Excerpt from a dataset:
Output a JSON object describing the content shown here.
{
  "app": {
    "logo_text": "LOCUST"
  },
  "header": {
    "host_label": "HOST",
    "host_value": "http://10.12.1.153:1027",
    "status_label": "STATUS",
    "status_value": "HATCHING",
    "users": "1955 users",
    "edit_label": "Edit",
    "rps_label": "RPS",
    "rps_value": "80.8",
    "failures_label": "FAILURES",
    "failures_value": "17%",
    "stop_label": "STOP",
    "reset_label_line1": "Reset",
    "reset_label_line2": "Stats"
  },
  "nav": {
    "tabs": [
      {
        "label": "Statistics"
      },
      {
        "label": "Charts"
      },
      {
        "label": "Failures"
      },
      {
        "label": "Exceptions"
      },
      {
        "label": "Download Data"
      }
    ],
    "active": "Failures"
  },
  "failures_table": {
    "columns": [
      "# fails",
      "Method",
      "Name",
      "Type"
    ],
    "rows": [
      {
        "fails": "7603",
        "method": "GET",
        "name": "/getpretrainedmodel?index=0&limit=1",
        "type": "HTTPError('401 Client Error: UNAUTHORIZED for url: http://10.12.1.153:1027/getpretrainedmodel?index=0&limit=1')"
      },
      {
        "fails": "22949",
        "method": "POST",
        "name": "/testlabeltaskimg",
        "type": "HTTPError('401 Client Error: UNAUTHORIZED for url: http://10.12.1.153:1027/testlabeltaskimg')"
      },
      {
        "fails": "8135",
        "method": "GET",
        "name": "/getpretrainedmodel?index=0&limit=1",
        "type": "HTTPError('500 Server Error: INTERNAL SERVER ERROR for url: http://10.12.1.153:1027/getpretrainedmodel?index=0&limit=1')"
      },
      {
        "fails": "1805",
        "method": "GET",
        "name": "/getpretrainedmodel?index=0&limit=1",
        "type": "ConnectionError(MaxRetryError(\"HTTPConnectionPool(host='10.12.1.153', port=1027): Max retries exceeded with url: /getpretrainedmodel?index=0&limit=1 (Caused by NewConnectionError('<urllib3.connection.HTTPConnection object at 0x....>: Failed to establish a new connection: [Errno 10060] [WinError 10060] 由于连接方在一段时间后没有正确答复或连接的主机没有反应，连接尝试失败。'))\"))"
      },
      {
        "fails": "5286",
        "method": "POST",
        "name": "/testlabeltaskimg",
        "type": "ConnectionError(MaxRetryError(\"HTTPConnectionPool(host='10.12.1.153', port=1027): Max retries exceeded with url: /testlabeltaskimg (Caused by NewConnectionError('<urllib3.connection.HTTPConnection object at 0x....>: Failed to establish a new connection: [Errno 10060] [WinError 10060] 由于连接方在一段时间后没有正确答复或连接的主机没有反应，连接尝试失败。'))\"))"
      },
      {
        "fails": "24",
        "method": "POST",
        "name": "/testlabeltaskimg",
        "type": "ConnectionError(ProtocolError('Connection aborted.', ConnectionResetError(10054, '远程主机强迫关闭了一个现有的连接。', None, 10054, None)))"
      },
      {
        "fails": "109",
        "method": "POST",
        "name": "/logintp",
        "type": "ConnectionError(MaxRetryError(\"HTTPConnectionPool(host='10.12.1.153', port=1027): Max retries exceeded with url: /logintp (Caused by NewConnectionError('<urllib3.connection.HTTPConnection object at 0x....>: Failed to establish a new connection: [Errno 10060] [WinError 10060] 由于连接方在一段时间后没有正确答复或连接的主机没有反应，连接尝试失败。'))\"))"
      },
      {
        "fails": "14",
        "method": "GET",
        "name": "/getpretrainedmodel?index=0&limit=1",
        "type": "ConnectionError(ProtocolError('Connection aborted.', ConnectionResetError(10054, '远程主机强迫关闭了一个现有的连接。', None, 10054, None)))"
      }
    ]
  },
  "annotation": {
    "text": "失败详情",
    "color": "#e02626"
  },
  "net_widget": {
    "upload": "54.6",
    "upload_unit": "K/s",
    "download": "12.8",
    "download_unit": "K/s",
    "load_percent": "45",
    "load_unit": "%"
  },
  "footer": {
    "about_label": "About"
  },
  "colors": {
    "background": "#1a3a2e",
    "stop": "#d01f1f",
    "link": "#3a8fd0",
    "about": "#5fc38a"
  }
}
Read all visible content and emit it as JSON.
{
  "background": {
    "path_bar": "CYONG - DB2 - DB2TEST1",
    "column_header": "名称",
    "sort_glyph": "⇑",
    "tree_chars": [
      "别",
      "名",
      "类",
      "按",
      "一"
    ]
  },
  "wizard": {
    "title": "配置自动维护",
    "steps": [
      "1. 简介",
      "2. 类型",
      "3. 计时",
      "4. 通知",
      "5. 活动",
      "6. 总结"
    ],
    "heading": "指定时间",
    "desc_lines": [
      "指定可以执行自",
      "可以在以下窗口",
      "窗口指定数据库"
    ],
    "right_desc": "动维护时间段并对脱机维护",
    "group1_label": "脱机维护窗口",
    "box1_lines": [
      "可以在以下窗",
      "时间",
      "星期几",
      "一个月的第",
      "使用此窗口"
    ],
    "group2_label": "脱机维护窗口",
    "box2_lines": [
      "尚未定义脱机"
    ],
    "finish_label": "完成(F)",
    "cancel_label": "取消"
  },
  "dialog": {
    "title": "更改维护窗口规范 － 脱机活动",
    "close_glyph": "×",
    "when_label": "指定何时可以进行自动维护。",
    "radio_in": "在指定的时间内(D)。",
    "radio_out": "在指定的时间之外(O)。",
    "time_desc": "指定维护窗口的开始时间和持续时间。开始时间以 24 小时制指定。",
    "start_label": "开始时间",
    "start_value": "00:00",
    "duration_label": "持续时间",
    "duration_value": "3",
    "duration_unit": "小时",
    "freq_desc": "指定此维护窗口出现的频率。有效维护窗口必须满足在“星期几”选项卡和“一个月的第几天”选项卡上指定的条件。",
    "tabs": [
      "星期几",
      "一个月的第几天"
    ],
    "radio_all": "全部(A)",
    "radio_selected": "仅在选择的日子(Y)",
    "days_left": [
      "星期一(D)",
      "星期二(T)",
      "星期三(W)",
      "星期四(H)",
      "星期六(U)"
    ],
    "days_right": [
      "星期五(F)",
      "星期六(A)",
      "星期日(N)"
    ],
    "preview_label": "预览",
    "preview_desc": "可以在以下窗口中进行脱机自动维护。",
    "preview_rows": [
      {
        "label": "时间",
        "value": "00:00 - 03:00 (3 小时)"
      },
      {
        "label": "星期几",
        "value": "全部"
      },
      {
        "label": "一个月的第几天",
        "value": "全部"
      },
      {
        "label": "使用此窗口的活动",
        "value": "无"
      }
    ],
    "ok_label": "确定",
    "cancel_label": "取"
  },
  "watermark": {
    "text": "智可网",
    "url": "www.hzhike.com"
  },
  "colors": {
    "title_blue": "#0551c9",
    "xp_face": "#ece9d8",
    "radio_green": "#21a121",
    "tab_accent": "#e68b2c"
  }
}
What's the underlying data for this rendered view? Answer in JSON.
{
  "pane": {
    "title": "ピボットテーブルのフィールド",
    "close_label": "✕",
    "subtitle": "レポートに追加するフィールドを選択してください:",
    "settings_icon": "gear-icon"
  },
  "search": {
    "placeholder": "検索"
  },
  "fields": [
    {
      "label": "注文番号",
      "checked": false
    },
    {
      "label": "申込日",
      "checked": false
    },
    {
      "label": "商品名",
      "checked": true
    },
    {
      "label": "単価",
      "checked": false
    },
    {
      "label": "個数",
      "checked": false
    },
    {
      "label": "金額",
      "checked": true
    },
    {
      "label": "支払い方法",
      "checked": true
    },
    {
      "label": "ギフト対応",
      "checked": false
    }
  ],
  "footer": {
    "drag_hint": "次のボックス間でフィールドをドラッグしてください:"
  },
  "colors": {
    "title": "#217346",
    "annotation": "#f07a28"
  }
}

**The request:** Return, from the data, each line that has the word "object" in it.

**Solution to this task:**
Output a JSON object describing the content shown here.
        "type": "ConnectionError(MaxRetryError(\"HTTPConnectionPool(host='10.12.1.153', port=1027): Max retries exceeded with url: /getpretrainedmodel?index=0&limit=1 (Caused by NewConnectionError('<urllib3.connection.HTTPConnection object at 0x....>: Failed to establish a new connection: [Errno 10060] [WinError 10060] 由于连接方在一段时间后没有正确答复或连接的主机没有反应，连接尝试失败。'))\"))"
        "type": "ConnectionError(MaxRetryError(\"HTTPConnectionPool(host='10.12.1.153', port=1027): Max retries exceeded with url: /testlabeltaskimg (Caused by NewConnectionError('<urllib3.connection.HTTPConnection object at 0x....>: Failed to establish a new connection: [Errno 10060] [WinError 10060] 由于连接方在一段时间后没有正确答复或连接的主机没有反应，连接尝试失败。'))\"))"
        "type": "ConnectionError(MaxRetryError(\"HTTPConnectionPool(host='10.12.1.153', port=1027): Max retries exceeded with url: /logintp (Caused by NewConnectionError('<urllib3.connection.HTTPConnection object at 0x....>: Failed to establish a new connection: [Errno 10060] [WinError 10060] 由于连接方在一段时间后没有正确答复或连接的主机没有反应，连接尝试失败。'))\"))"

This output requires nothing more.